Required work:
Using the material below, copy every line where "Browsing" appears.

# Start of The records

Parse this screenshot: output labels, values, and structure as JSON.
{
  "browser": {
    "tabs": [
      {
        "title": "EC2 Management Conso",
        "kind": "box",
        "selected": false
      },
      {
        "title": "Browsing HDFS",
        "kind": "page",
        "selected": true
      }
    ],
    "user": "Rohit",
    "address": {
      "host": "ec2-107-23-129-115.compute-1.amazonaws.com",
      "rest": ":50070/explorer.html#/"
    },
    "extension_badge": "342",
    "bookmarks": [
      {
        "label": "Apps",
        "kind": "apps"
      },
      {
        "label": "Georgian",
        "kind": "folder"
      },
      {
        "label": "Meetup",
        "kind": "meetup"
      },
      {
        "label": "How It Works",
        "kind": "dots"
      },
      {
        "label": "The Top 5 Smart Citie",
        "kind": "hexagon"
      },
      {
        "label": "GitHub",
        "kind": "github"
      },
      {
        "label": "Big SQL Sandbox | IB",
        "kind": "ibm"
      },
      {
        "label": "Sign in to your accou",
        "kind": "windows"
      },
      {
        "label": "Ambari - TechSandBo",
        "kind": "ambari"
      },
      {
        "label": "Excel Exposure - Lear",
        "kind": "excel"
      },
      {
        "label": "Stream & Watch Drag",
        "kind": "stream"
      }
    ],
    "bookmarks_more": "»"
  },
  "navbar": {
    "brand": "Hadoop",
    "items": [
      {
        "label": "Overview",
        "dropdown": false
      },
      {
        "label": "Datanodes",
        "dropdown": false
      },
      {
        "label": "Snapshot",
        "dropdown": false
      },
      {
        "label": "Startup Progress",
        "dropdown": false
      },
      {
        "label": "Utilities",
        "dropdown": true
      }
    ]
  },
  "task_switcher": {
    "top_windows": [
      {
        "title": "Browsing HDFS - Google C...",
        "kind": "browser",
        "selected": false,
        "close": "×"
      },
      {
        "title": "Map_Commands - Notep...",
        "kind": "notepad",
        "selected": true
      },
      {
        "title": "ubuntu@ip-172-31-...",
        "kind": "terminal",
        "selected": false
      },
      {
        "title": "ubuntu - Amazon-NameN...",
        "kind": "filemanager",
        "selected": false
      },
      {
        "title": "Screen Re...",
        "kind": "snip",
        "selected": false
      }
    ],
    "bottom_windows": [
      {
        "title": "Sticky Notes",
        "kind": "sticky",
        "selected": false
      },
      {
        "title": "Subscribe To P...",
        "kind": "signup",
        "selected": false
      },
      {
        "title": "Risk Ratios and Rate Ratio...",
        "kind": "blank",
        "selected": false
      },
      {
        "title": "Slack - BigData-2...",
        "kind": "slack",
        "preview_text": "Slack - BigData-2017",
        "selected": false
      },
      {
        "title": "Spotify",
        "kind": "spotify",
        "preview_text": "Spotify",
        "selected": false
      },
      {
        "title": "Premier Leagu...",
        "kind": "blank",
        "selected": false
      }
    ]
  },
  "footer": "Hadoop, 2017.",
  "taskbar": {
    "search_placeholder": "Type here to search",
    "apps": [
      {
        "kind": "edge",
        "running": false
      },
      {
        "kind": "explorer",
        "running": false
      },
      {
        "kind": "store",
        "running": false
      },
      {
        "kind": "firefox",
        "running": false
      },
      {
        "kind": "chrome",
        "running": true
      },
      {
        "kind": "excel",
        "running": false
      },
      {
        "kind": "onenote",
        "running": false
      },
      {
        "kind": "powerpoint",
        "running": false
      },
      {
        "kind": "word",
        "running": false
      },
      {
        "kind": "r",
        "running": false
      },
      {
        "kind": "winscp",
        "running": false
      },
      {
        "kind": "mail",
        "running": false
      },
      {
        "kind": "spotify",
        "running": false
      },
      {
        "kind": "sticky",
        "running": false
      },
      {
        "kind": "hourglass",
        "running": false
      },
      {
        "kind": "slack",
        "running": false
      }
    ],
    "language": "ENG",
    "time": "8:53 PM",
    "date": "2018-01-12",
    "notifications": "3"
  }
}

# End of The records

Exercise result:
        "title": "Browsing HDFS",
        "title": "Browsing HDFS - Google C...",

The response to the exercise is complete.